*Requirements*
- 1) Translate this sentence from the burfee cake recipe into Spanish: "Cream together the sugar and the margarine until the margarine becomes fluffy."
- 2) Pick up the burfee cake recipe after its last step and write the rest of the method.

Like everyone else and I am sure there are alot of us out there that just love burfee. I have never tried to make it as yet.I was told it was a complicated process but give me time and I will try and make.
However when I came across the burfee cake, I had to try it out. I didn’t even know there was something called Klim till I tried this cake.
Another thing I like about this cake is that it is Eggless.
125g x soft rama margarine
1 x cup castor sugar
100g x Klim milk powder, I have not tired this recipe with cremora powder, so I am not sure how it will come out.
100ml x Nestle dessert cream
200ml x full cream milk
5ml x vanilla essence
210g x cake flour
7,5ml x baking powder
5ml x bicarbonate of soda
Pinch of salt
2,5ml x cardamom powder
Method:
Cream together the sugar and the margarine until the margarine becomes fluffy.
Add the milk powder and continue creaming, the mixture should resemble bread crumbs.
Add the dessert cream, the milk and the vanilla essence
Add the flour, baking powder, cardamom powder.

*Given data*
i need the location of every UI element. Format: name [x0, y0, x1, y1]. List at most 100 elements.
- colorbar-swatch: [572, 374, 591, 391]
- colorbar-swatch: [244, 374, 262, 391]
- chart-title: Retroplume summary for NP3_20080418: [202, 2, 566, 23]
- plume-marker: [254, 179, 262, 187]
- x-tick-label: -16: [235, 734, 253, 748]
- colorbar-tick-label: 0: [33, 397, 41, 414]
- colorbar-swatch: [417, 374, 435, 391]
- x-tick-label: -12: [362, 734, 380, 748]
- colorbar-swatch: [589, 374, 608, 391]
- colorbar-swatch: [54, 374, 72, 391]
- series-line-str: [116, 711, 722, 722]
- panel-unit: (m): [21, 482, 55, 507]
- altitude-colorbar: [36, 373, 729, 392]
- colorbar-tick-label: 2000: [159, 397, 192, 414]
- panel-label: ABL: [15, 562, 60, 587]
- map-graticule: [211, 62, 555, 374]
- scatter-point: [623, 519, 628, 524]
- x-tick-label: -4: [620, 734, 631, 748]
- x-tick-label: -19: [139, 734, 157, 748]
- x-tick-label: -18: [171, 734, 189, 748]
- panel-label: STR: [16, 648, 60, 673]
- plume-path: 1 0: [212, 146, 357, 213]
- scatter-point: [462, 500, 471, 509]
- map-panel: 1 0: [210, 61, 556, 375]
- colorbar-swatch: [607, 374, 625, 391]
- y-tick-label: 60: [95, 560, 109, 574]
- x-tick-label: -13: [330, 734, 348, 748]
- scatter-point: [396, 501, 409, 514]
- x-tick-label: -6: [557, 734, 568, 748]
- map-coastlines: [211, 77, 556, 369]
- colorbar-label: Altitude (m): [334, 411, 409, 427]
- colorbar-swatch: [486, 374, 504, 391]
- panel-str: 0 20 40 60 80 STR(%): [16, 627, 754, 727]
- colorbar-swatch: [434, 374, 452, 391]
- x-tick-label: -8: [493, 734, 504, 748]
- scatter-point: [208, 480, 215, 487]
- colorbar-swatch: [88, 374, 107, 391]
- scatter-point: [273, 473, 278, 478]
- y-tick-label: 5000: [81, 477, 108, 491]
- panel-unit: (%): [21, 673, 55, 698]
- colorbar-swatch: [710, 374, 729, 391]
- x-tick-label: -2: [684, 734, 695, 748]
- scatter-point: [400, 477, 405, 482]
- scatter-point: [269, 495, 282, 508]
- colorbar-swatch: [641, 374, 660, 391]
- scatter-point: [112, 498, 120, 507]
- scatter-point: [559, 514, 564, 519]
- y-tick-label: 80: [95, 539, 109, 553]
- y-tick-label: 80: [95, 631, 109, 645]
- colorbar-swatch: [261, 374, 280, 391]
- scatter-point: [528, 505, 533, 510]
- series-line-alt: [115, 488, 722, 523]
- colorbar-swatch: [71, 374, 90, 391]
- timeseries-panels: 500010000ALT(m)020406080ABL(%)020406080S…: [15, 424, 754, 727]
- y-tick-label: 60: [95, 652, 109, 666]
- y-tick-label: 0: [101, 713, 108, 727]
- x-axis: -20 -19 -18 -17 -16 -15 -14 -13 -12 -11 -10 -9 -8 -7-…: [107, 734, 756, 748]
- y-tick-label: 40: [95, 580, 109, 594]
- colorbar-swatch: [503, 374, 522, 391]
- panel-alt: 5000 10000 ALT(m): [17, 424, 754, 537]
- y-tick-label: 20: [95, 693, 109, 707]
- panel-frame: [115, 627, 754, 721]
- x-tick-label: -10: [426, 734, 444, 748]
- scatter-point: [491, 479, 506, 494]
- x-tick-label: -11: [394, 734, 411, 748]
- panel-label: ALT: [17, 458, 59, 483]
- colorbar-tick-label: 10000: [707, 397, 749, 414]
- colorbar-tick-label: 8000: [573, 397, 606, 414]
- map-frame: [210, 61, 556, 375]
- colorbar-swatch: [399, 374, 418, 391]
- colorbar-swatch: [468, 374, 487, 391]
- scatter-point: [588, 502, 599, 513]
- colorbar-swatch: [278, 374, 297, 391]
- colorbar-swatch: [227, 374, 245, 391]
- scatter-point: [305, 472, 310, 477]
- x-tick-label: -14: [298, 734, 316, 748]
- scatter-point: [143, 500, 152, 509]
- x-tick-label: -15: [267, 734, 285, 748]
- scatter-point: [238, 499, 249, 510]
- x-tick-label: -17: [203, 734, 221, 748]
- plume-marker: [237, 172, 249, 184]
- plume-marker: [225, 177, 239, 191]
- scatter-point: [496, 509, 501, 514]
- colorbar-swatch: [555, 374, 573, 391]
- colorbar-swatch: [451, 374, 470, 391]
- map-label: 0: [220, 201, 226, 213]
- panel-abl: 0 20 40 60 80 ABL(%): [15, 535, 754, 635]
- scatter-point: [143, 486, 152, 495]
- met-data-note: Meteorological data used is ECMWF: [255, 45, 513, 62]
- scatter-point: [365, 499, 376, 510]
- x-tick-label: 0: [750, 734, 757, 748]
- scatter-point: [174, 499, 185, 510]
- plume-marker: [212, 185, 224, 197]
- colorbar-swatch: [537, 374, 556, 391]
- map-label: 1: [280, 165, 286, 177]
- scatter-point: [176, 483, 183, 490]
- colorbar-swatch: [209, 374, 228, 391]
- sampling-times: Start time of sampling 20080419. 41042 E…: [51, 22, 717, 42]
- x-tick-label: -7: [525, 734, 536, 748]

*Responses by task*
- 1) Bata el azúcar y la margarina hasta que la margarina quede esponjosa.

- 2)
Mix tell well combined and the mixture is smooth.
Divide the mixture into a 2 cake pans.
Bake for 22 – 25 minutes or until the cake tester comes out clean.
Allow the cakes to cool for 10 minutes, before turning them out onto cooling racks.
Cream cheese frosting
120g x rama margarine
375ml x icing sugar
230g x plain cream cheese
5ml Vanilla essence
Tinted almonds, to decorate
For the frosting:
Cream butter and gradually add the icing sugar until light in colour. Add the cream cheese and continue beating. Add vanilla essence. Continue beating until smooth.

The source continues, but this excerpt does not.